*TASK TO CARRY OUT*:
Check the listing below for lines with the word "watermark" and say how many there are, with nothing but the number.

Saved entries
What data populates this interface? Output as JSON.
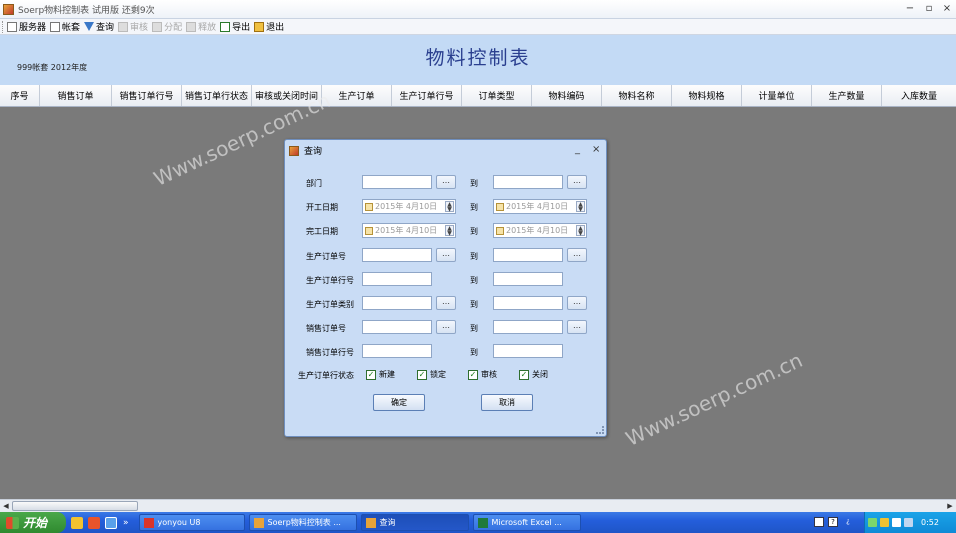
{
  "window": {
    "title": "Soerp物料控制表 试用版  还剩9次",
    "minimize": "−",
    "restore": "▫",
    "close": "×"
  },
  "toolbar": {
    "items": [
      {
        "label": "服务器",
        "icon": "server-icon",
        "enabled": true
      },
      {
        "label": "帐套",
        "icon": "document-icon",
        "enabled": true
      },
      {
        "label": "查询",
        "icon": "filter-icon",
        "enabled": true
      },
      {
        "label": "审核",
        "icon": "approve-icon",
        "enabled": false
      },
      {
        "label": "分配",
        "icon": "assign-icon",
        "enabled": false
      },
      {
        "label": "释放",
        "icon": "release-icon",
        "enabled": false
      },
      {
        "label": "导出",
        "icon": "export-icon",
        "enabled": true
      },
      {
        "label": "退出",
        "icon": "exit-icon",
        "enabled": true
      }
    ]
  },
  "header": {
    "page_title": "物料控制表",
    "set_info": "999帐套  2012年度"
  },
  "grid": {
    "columns": [
      "序号",
      "销售订单",
      "销售订单行号",
      "销售订单行状态",
      "审核或关闭时间",
      "生产订单",
      "生产订单行号",
      "订单类型",
      "物料编码",
      "物料名称",
      "物料规格",
      "计量单位",
      "生产数量",
      "入库数量"
    ]
  },
  "dialog": {
    "title": "查询",
    "minimize": "_",
    "close": "×",
    "to_label": "到",
    "dots": "…",
    "fields": {
      "department": "部门",
      "start_date": "开工日期",
      "finish_date": "完工日期",
      "prod_order_no": "生产订单号",
      "prod_order_line": "生产订单行号",
      "prod_order_type": "生产订单类别",
      "sales_order_no": "销售订单号",
      "sales_order_line": "销售订单行号",
      "line_status": "生产订单行状态"
    },
    "date_value": "2015年 4月10日",
    "statuses": [
      {
        "label": "新建",
        "checked": true
      },
      {
        "label": "锁定",
        "checked": true
      },
      {
        "label": "审核",
        "checked": true
      },
      {
        "label": "关闭",
        "checked": true
      }
    ],
    "ok": "确定",
    "cancel": "取消"
  },
  "watermark": "Www.soerp.com.cn",
  "taskbar": {
    "start": "开始",
    "quicklaunch_more": "»",
    "tasks": [
      {
        "label": "yonyou U8",
        "icon": "u8-icon"
      },
      {
        "label": "Soerp物料控制表 ...",
        "icon": "soerp-icon"
      },
      {
        "label": "查询",
        "icon": "query-icon",
        "active": true
      },
      {
        "label": "Microsoft Excel ...",
        "icon": "excel-icon"
      }
    ],
    "clock": "0:52"
  },
  "colors": {
    "accent": "#2a3f8f",
    "header_band": "#c3daf5",
    "dialog_bg": "#c9dcf5",
    "workspace": "#7a7a7a",
    "taskbar": "#245edb"
  }
}
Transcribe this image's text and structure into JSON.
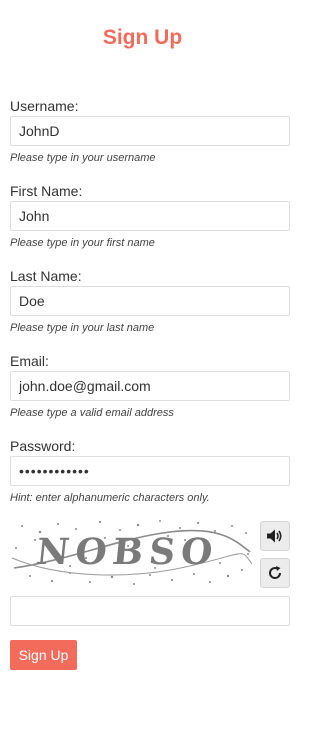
{
  "title": "Sign Up",
  "fields": {
    "username": {
      "label": "Username:",
      "value": "JohnD",
      "help": "Please type in your username"
    },
    "first_name": {
      "label": "First Name:",
      "value": "John",
      "help": "Please type in your first name"
    },
    "last_name": {
      "label": "Last Name:",
      "value": "Doe",
      "help": "Please type in your last name"
    },
    "email": {
      "label": "Email:",
      "value": "john.doe@gmail.com",
      "help": "Please type a valid email address"
    },
    "password": {
      "label": "Password:",
      "value": "••••••••••••",
      "help": "Hint: enter alphanumeric characters only."
    }
  },
  "captcha": {
    "text": "NOBSO",
    "audio_icon": "speaker-icon",
    "refresh_icon": "refresh-icon",
    "input_value": ""
  },
  "submit_label": "Sign Up",
  "colors": {
    "accent": "#f26b5b",
    "border": "#dddddd",
    "captcha_text": "#7a7a7a"
  }
}
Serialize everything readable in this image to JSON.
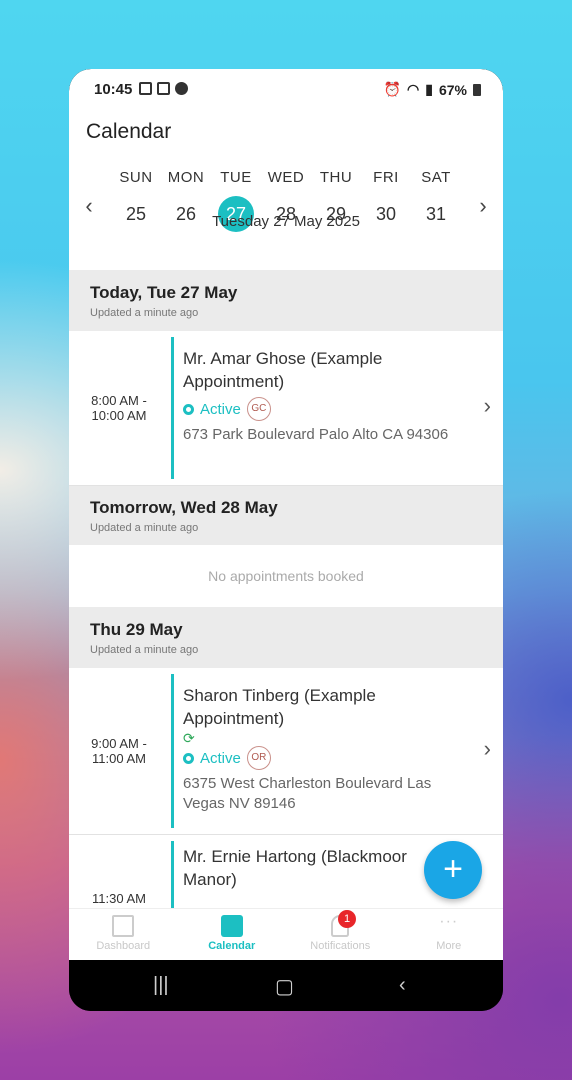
{
  "status": {
    "time": "10:45",
    "battery": "67%"
  },
  "header": {
    "title": "Calendar"
  },
  "week": {
    "days": [
      {
        "name": "SUN",
        "date": "25"
      },
      {
        "name": "MON",
        "date": "26"
      },
      {
        "name": "TUE",
        "date": "27"
      },
      {
        "name": "WED",
        "date": "28"
      },
      {
        "name": "THU",
        "date": "29"
      },
      {
        "name": "FRI",
        "date": "30"
      },
      {
        "name": "SAT",
        "date": "31"
      }
    ],
    "selected_label": "Tuesday 27 May 2025",
    "prev_icon": "chevron-left-icon",
    "next_icon": "chevron-right-icon"
  },
  "sections": [
    {
      "heading": "Today, Tue 27 May",
      "updated": "Updated a minute ago",
      "appointment": {
        "time_start": "8:00 AM -",
        "time_end": "10:00 AM",
        "name": "Mr. Amar Ghose (Example Appointment)",
        "status": "Active",
        "badge": "GC",
        "address": "673 Park Boulevard Palo Alto CA 94306"
      }
    },
    {
      "heading": "Tomorrow, Wed 28 May",
      "updated": "Updated a minute ago",
      "empty": "No appointments booked"
    },
    {
      "heading": "Thu 29 May",
      "updated": "Updated a minute ago",
      "appointment": {
        "time_start": "9:00 AM -",
        "time_end": "11:00 AM",
        "name": "Sharon Tinberg (Example Appointment)",
        "recurring_icon": "refresh-icon",
        "status": "Active",
        "badge": "OR",
        "address": "6375 West Charleston Boulevard Las Vegas NV 89146"
      },
      "appointment2": {
        "time_start": "11:30 AM",
        "name": "Mr. Ernie Hartong (Blackmoor Manor)"
      }
    }
  ],
  "fab": {
    "label": "+"
  },
  "tabs": [
    {
      "label": "Dashboard",
      "icon": "dashboard-icon"
    },
    {
      "label": "Calendar",
      "icon": "calendar-icon",
      "active": true
    },
    {
      "label": "Notifications",
      "icon": "bell-icon",
      "badge": "1"
    },
    {
      "label": "More",
      "icon": "more-icon"
    }
  ],
  "colors": {
    "accent": "#1cbfc2",
    "fab": "#1aa6e6",
    "badge_red": "#e8262a"
  }
}
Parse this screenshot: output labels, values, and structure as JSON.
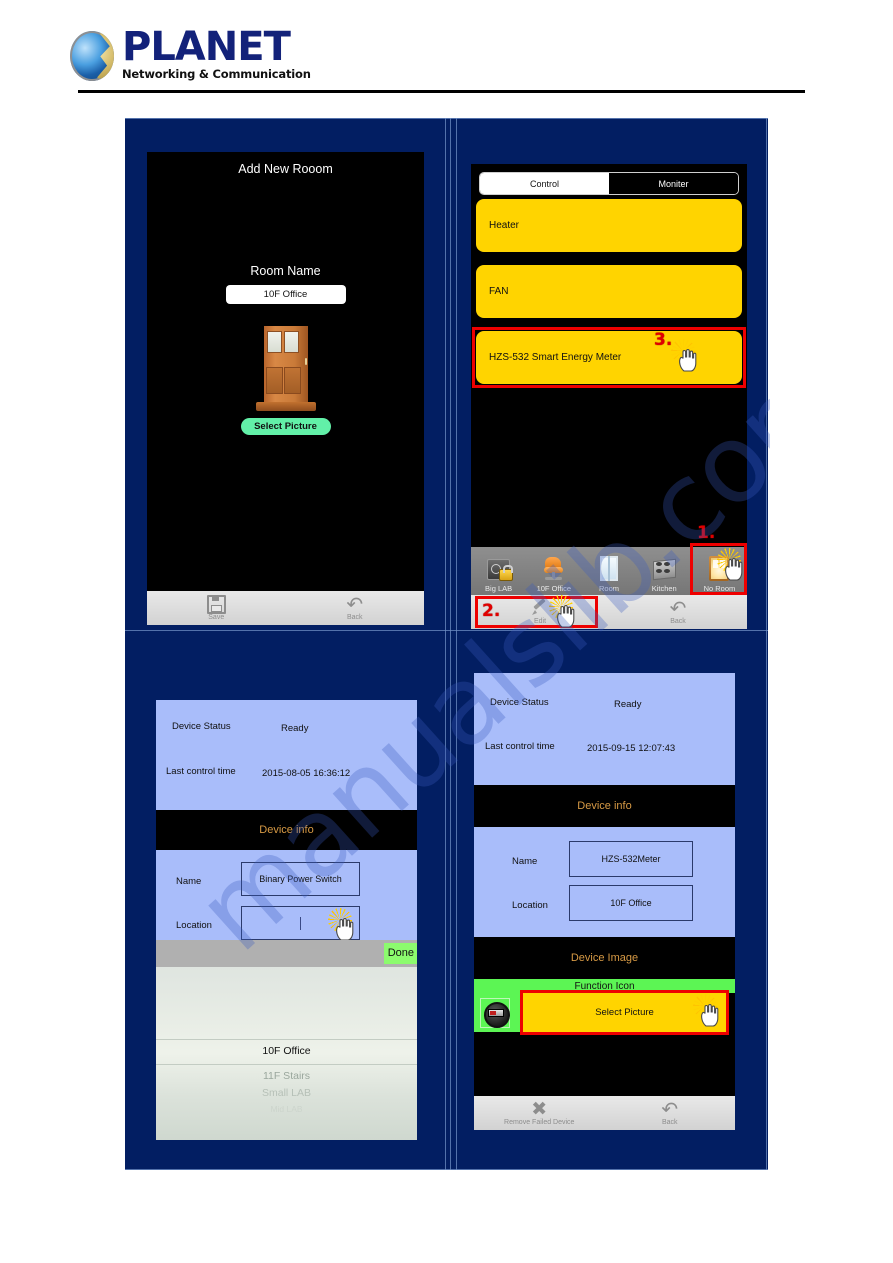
{
  "header": {
    "brand": "PLANET",
    "tagline": "Networking & Communication"
  },
  "watermark": {
    "text": "manualslib.com"
  },
  "panel1": {
    "title": "Add New Rooom",
    "room_name_label": "Room Name",
    "room_name_value": "10F Office",
    "image_icon": "wooden-door",
    "select_picture_label": "Select Picture",
    "bottom_bar": [
      {
        "icon": "save-icon",
        "label": "Save"
      },
      {
        "icon": "back-arrow-icon",
        "label": "Back"
      }
    ]
  },
  "panel2": {
    "tabs": [
      {
        "label": "Control",
        "selected": true
      },
      {
        "label": "Moniter",
        "selected": false
      }
    ],
    "devices": [
      {
        "label": "Heater"
      },
      {
        "label": "FAN"
      },
      {
        "label": "HZS-532 Smart Energy Meter"
      }
    ],
    "rooms": [
      {
        "label": "Big LAB",
        "icon": "safe-lock-icon"
      },
      {
        "label": "10F Office",
        "icon": "office-chair-icon"
      },
      {
        "label": "Room",
        "icon": "window-icon"
      },
      {
        "label": "Kitchen",
        "icon": "stove-icon"
      },
      {
        "label": "No Room",
        "icon": "lit-door-icon"
      }
    ],
    "bottom_bar": [
      {
        "icon": "pencil-icon",
        "label": "Edit"
      },
      {
        "icon": "back-arrow-icon",
        "label": "Back"
      }
    ],
    "annotations": [
      {
        "number": "1."
      },
      {
        "number": "2."
      },
      {
        "number": "3."
      }
    ]
  },
  "panel3": {
    "status_label": "Device Status",
    "status_value": "Ready",
    "last_control_label": "Last control time",
    "last_control_value": "2015-08-05 16:36:12",
    "section_header": "Device info",
    "name_label": "Name",
    "name_value": "Binary Power Switch",
    "location_label": "Location",
    "location_value": "",
    "location_placeholder": "",
    "keyboard_done_label": "Done",
    "picker_options": [
      {
        "label": "10F Office",
        "state": "selected"
      },
      {
        "label": "11F Stairs",
        "state": "dim1"
      },
      {
        "label": "Small LAB",
        "state": "dim2"
      },
      {
        "label": "Mid LAB",
        "state": "dim3"
      }
    ]
  },
  "panel4": {
    "status_label": "Device Status",
    "status_value": "Ready",
    "last_control_label": "Last control time",
    "last_control_value": "2015-09-15 12:07:43",
    "section_header": "Device info",
    "name_label": "Name",
    "name_value": "HZS-532Meter",
    "location_label": "Location",
    "location_value": "10F Office",
    "device_image_header": "Device Image",
    "function_icon_label": "Function Icon",
    "function_icon": "energy-meter-icon",
    "select_picture_label": "Select Picture",
    "bottom_bar": [
      {
        "icon": "remove-x-icon",
        "label": "Remove Failed Device"
      },
      {
        "icon": "back-arrow-icon",
        "label": "Back"
      }
    ]
  },
  "colors": {
    "page_background": "#ffffff",
    "figure_background": "#021e62",
    "device_yellow": "#ffd400",
    "annotation_red": "#ee0000",
    "device_panel_blue": "#a9bdfa",
    "section_header_orange": "#d79a45",
    "function_green": "#5cf554",
    "select_picture_green": "#62f0a8",
    "done_green": "#8cfb6e"
  }
}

*WRITTEN SOLUTION*:
2